Begin with the line containing "What text is on this page?" and copy each line exactly through the last line of the entries, inclusive.
'''
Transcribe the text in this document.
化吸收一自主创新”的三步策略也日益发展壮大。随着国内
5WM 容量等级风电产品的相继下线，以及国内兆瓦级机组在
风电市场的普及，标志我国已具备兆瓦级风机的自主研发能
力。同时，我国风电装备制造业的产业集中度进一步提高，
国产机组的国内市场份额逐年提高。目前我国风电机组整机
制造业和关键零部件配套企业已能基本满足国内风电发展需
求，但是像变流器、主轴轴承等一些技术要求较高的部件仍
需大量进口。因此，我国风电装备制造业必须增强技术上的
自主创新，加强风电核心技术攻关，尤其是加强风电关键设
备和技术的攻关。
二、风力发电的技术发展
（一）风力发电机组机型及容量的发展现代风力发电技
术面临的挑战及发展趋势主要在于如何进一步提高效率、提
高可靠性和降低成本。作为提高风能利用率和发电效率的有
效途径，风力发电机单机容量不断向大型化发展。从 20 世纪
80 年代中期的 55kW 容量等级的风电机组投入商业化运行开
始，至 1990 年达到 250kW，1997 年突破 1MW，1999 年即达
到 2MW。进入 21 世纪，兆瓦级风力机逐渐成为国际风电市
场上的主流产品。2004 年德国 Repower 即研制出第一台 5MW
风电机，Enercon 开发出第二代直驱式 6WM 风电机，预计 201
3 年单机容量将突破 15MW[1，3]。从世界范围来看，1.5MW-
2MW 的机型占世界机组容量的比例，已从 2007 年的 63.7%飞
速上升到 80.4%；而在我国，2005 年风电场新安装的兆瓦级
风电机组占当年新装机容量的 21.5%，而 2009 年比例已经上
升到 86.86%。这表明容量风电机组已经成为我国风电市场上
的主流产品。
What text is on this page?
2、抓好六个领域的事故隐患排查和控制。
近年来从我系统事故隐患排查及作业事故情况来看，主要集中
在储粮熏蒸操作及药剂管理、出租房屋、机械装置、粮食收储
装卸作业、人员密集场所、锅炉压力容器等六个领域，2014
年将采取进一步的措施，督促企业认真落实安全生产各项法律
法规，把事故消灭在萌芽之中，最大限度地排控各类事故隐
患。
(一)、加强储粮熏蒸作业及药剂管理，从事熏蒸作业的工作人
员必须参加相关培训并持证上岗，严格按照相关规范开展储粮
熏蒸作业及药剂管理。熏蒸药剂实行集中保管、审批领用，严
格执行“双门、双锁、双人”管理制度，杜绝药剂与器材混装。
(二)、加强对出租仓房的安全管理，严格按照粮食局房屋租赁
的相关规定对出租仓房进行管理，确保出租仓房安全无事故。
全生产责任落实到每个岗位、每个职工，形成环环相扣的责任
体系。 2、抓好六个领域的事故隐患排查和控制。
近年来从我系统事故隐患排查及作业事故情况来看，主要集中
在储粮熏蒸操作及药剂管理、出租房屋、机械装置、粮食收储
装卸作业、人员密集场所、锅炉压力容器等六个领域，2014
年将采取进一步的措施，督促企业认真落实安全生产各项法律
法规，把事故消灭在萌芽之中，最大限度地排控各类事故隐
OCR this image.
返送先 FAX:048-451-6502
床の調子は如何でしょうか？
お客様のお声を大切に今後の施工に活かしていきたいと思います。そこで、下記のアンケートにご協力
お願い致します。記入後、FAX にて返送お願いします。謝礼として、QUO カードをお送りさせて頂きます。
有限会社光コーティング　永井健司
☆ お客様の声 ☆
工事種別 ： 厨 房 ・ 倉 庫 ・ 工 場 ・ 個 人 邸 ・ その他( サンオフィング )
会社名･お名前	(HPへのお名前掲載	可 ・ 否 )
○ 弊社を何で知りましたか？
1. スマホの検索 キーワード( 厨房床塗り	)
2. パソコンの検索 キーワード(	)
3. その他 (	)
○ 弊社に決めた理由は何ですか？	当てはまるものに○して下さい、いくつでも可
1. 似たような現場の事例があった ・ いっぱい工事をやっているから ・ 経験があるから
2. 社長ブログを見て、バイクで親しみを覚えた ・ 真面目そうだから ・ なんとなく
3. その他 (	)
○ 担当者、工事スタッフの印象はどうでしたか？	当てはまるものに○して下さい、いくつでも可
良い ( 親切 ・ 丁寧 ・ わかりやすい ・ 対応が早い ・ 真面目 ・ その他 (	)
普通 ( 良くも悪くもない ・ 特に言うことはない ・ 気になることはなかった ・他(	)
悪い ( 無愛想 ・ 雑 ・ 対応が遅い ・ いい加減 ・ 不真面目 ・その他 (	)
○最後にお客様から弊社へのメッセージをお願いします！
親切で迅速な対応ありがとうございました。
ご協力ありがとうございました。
'''
The completed task:
What text is on this page?
2、抓好六个领域的事故隐患排查和控制。
近年来从我系统事故隐患排查及作业事故情况来看，主要集中
在储粮熏蒸操作及药剂管理、出租房屋、机械装置、粮食收储
装卸作业、人员密集场所、锅炉压力容器等六个领域，2014
年将采取进一步的措施，督促企业认真落实安全生产各项法律
法规，把事故消灭在萌芽之中，最大限度地排控各类事故隐
患。
(一)、加强储粮熏蒸作业及药剂管理，从事熏蒸作业的工作人
员必须参加相关培训并持证上岗，严格按照相关规范开展储粮
熏蒸作业及药剂管理。熏蒸药剂实行集中保管、审批领用，严
格执行“双门、双锁、双人”管理制度，杜绝药剂与器材混装。
(二)、加强对出租仓房的安全管理，严格按照粮食局房屋租赁
的相关规定对出租仓房进行管理，确保出租仓房安全无事故。
全生产责任落实到每个岗位、每个职工，形成环环相扣的责任
体系。 2、抓好六个领域的事故隐患排查和控制。
近年来从我系统事故隐患排查及作业事故情况来看，主要集中
在储粮熏蒸操作及药剂管理、出租房屋、机械装置、粮食收储
装卸作业、人员密集场所、锅炉压力容器等六个领域，2014
年将采取进一步的措施，督促企业认真落实安全生产各项法律
法规，把事故消灭在萌芽之中，最大限度地排控各类事故隐
OCR this image.
返送先 FAX:048-451-6502
床の調子は如何でしょうか？
お客様のお声を大切に今後の施工に活かしていきたいと思います。そこで、下記のアンケートにご協力
お願い致します。記入後、FAX にて返送お願いします。謝礼として、QUO カードをお送りさせて頂きます。
有限会社光コーティング　永井健司
☆ お客様の声 ☆
工事種別 ： 厨 房 ・ 倉 庫 ・ 工 場 ・ 個 人 邸 ・ その他( サンオフィング )
会社名･お名前	(HPへのお名前掲載	可 ・ 否 )
○ 弊社を何で知りましたか？
1. スマホの検索 キーワード( 厨房床塗り	)
2. パソコンの検索 キーワード(	)
3. その他 (	)
○ 弊社に決めた理由は何ですか？	当てはまるものに○して下さい、いくつでも可
1. 似たような現場の事例があった ・ いっぱい工事をやっているから ・ 経験があるから
2. 社長ブログを見て、バイクで親しみを覚えた ・ 真面目そうだから ・ なんとなく
3. その他 (	)
○ 担当者、工事スタッフの印象はどうでしたか？	当てはまるものに○して下さい、いくつでも可
良い ( 親切 ・ 丁寧 ・ わかりやすい ・ 対応が早い ・ 真面目 ・ その他 (	)
普通 ( 良くも悪くもない ・ 特に言うことはない ・ 気になることはなかった ・他(	)
悪い ( 無愛想 ・ 雑 ・ 対応が遅い ・ いい加減 ・ 不真面目 ・その他 (	)
○最後にお客様から弊社へのメッセージをお願いします！
親切で迅速な対応ありがとうございました。
ご協力ありがとうございました。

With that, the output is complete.